• **Set problem**:
Output each entry exactly; skip nothing.

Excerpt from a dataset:

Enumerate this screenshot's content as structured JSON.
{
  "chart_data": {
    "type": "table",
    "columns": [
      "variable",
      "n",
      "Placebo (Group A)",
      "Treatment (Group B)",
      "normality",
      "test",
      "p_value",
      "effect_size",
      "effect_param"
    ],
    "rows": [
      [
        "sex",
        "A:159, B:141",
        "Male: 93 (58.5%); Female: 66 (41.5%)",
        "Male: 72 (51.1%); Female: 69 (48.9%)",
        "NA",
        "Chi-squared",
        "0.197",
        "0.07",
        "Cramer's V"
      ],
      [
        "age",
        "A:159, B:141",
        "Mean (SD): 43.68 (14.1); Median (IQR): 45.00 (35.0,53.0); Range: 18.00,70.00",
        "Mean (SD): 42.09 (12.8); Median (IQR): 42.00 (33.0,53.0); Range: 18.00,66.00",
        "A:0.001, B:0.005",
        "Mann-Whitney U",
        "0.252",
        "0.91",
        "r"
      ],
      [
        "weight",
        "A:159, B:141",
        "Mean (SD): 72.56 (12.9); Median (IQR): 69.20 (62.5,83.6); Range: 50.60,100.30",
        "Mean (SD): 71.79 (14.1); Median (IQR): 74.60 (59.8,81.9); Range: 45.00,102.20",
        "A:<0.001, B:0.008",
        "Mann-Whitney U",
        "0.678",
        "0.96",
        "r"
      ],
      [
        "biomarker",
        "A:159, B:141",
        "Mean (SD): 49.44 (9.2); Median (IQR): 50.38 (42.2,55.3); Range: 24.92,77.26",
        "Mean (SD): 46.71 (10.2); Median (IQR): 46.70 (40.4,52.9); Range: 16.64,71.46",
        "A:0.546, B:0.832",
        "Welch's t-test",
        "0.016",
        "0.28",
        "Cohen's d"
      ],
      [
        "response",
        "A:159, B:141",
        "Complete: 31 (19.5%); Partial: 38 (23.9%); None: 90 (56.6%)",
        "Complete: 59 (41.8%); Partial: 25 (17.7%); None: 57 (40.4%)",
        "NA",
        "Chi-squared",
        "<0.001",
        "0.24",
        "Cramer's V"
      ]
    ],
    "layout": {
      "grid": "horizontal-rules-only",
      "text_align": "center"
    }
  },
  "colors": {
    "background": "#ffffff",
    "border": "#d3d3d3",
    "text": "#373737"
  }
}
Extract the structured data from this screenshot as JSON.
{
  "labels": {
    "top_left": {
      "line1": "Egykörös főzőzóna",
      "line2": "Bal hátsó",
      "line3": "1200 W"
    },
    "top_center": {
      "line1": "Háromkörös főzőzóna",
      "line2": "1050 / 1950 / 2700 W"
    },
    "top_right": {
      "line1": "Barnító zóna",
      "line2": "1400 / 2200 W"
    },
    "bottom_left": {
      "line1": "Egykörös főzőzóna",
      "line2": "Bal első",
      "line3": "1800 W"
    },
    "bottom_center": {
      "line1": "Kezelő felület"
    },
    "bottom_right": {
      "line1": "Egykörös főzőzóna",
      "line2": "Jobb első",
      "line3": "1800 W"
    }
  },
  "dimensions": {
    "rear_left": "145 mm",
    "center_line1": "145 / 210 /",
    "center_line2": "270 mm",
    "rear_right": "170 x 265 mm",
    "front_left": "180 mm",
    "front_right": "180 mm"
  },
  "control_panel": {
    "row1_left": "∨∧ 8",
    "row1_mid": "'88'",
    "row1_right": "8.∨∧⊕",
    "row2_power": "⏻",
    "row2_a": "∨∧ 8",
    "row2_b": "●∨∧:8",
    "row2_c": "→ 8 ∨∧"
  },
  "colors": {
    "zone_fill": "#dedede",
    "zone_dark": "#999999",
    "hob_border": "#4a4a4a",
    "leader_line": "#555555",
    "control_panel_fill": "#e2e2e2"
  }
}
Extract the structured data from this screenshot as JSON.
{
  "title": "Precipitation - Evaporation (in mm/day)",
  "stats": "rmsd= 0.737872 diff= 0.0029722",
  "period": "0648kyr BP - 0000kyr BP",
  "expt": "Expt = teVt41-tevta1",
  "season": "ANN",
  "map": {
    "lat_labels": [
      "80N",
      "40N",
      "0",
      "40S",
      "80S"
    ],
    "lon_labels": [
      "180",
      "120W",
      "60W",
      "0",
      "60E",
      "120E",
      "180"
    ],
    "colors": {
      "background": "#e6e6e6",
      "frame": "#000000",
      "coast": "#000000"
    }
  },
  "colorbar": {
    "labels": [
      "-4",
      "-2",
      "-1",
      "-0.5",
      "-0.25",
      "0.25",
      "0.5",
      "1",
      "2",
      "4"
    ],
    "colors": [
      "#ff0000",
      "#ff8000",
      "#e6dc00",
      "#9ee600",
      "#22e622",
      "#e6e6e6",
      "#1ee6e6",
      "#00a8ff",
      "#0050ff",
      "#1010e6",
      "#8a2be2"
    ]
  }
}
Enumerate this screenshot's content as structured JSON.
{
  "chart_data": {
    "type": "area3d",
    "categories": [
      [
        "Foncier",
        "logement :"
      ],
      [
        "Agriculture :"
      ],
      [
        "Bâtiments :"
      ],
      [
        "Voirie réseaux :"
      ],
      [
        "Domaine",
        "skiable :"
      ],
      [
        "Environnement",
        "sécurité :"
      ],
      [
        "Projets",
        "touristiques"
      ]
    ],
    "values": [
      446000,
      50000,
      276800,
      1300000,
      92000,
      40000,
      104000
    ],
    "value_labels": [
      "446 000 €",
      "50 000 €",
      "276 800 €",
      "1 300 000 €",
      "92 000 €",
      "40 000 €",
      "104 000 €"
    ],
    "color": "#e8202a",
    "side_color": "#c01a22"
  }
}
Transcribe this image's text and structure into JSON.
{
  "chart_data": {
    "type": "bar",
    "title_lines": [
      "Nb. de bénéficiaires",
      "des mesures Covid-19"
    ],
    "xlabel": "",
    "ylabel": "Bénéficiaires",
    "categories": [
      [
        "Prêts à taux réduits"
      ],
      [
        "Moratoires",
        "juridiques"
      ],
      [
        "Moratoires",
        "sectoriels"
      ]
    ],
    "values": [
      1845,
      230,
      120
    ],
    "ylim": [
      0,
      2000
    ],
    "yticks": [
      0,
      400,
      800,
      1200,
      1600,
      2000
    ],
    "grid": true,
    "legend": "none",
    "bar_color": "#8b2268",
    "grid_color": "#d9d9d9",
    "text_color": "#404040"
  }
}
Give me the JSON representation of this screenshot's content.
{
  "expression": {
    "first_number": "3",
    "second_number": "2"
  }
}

• **Task result**:
Enumerate this screenshot's content as structured JSON.
{
  "chart_data": {
    "type": "table",
    "columns": [
      "variable",
      "n",
      "Placebo (Group A)",
      "Treatment (Group B)",
      "normality",
      "test",
      "p_value",
      "effect_size",
      "effect_param"
    ],
    "rows": [
      [
        "sex",
        "A:159, B:141",
        "Male: 93 (58.5%); Female: 66 (41.5%)",
        "Male: 72 (51.1%); Female: 69 (48.9%)",
        "NA",
        "Chi-squared",
        "0.197",
        "0.07",
        "Cramer's V"
      ],
      [
        "age",
        "A:159, B:141",
        "Mean (SD): 43.68 (14.1); Median (IQR): 45.00 (35.0,53.0); Range: 18.00,70.00",
        "Mean (SD): 42.09 (12.8); Median (IQR): 42.00 (33.0,53.0); Range: 18.00,66.00",
        "A:0.001, B:0.005",
        "Mann-Whitney U",
        "0.252",
        "0.91",
        "r"
      ],
      [
        "weight",
        "A:159, B:141",
        "Mean (SD): 72.56 (12.9); Median (IQR): 69.20 (62.5,83.6); Range: 50.60,100.30",
        "Mean (SD): 71.79 (14.1); Median (IQR): 74.60 (59.8,81.9); Range: 45.00,102.20",
        "A:<0.001, B:0.008",
        "Mann-Whitney U",
        "0.678",
        "0.96",
        "r"
      ],
      [
        "biomarker",
        "A:159, B:141",
        "Mean (SD): 49.44 (9.2); Median (IQR): 50.38 (42.2,55.3); Range: 24.92,77.26",
        "Mean (SD): 46.71 (10.2); Median (IQR): 46.70 (40.4,52.9); Range: 16.64,71.46",
        "A:0.546, B:0.832",
        "Welch's t-test",
        "0.016",
        "0.28",
        "Cohen's d"
      ],
      [
        "response",
        "A:159, B:141",
        "Complete: 31 (19.5%); Partial: 38 (23.9%); None: 90 (56.6%)",
        "Complete: 59 (41.8%); Partial: 25 (17.7%); None: 57 (40.4%)",
        "NA",
        "Chi-squared",
        "<0.001",
        "0.24",
        "Cramer's V"
      ]
    ],
    "layout": {
      "grid": "horizontal-rules-only",
      "text_align": "center"
    }
  },
  "colors": {
    "background": "#ffffff",
    "border": "#d3d3d3",
    "text": "#373737"
  }
}
Extract the structured data from this screenshot as JSON.
{
  "labels": {
    "top_left": {
      "line1": "Egykörös főzőzóna",
      "line2": "Bal hátsó",
      "line3": "1200 W"
    },
    "top_center": {
      "line1": "Háromkörös főzőzóna",
      "line2": "1050 / 1950 / 2700 W"
    },
    "top_right": {
      "line1": "Barnító zóna",
      "line2": "1400 / 2200 W"
    },
    "bottom_left": {
      "line1": "Egykörös főzőzóna",
      "line2": "Bal első",
      "line3": "1800 W"
    },
    "bottom_center": {
      "line1": "Kezelő felület"
    },
    "bottom_right": {
      "line1": "Egykörös főzőzóna",
      "line2": "Jobb első",
      "line3": "1800 W"
    }
  },
  "dimensions": {
    "rear_left": "145 mm",
    "center_line1": "145 / 210 /",
    "center_line2": "270 mm",
    "rear_right": "170 x 265 mm",
    "front_left": "180 mm",
    "front_right": "180 mm"
  },
  "control_panel": {
    "row1_left": "∨∧ 8",
    "row1_mid": "'88'",
    "row1_right": "8.∨∧⊕",
    "row2_power": "⏻",
    "row2_a": "∨∧ 8",
    "row2_b": "●∨∧:8",
    "row2_c": "→ 8 ∨∧"
  },
  "colors": {
    "zone_fill": "#dedede",
    "zone_dark": "#999999",
    "hob_border": "#4a4a4a",
    "leader_line": "#555555",
    "control_panel_fill": "#e2e2e2"
  }
}
Extract the structured data from this screenshot as JSON.
{
  "title": "Precipitation - Evaporation (in mm/day)",
  "stats": "rmsd= 0.737872 diff= 0.0029722",
  "period": "0648kyr BP - 0000kyr BP",
  "expt": "Expt = teVt41-tevta1",
  "season": "ANN",
  "map": {
    "lat_labels": [
      "80N",
      "40N",
      "0",
      "40S",
      "80S"
    ],
    "lon_labels": [
      "180",
      "120W",
      "60W",
      "0",
      "60E",
      "120E",
      "180"
    ],
    "colors": {
      "background": "#e6e6e6",
      "frame": "#000000",
      "coast": "#000000"
    }
  },
  "colorbar": {
    "labels": [
      "-4",
      "-2",
      "-1",
      "-0.5",
      "-0.25",
      "0.25",
      "0.5",
      "1",
      "2",
      "4"
    ],
    "colors": [
      "#ff0000",
      "#ff8000",
      "#e6dc00",
      "#9ee600",
      "#22e622",
      "#e6e6e6",
      "#1ee6e6",
      "#00a8ff",
      "#0050ff",
      "#1010e6",
      "#8a2be2"
    ]
  }
}
Enumerate this screenshot's content as structured JSON.
{
  "chart_data": {
    "type": "area3d",
    "categories": [
      [
        "Foncier",
        "logement :"
      ],
      [
        "Agriculture :"
      ],
      [
        "Bâtiments :"
      ],
      [
        "Voirie réseaux :"
      ],
      [
        "Domaine",
        "skiable :"
      ],
      [
        "Environnement",
        "sécurité :"
      ],
      [
        "Projets",
        "touristiques"
      ]
    ],
    "values": [
      446000,
      50000,
      276800,
      1300000,
      92000,
      40000,
      104000
    ],
    "value_labels": [
      "446 000 €",
      "50 000 €",
      "276 800 €",
      "1 300 000 €",
      "92 000 €",
      "40 000 €",
      "104 000 €"
    ],
    "color": "#e8202a",
    "side_color": "#c01a22"
  }
}
Transcribe this image's text and structure into JSON.
{
  "chart_data": {
    "type": "bar",
    "title_lines": [
      "Nb. de bénéficiaires",
      "des mesures Covid-19"
    ],
    "xlabel": "",
    "ylabel": "Bénéficiaires",
    "categories": [
      [
        "Prêts à taux réduits"
      ],
      [
        "Moratoires",
        "juridiques"
      ],
      [
        "Moratoires",
        "sectoriels"
      ]
    ],
    "values": [
      1845,
      230,
      120
    ],
    "ylim": [
      0,
      2000
    ],
    "yticks": [
      0,
      400,
      800,
      1200,
      1600,
      2000
    ],
    "grid": true,
    "legend": "none",
    "bar_color": "#8b2268",
    "grid_color": "#d9d9d9",
    "text_color": "#404040"
  }
}
Give me the JSON representation of this screenshot's content.
{
  "expression": {
    "first_number": "3",
    "second_number": "2"
  }
}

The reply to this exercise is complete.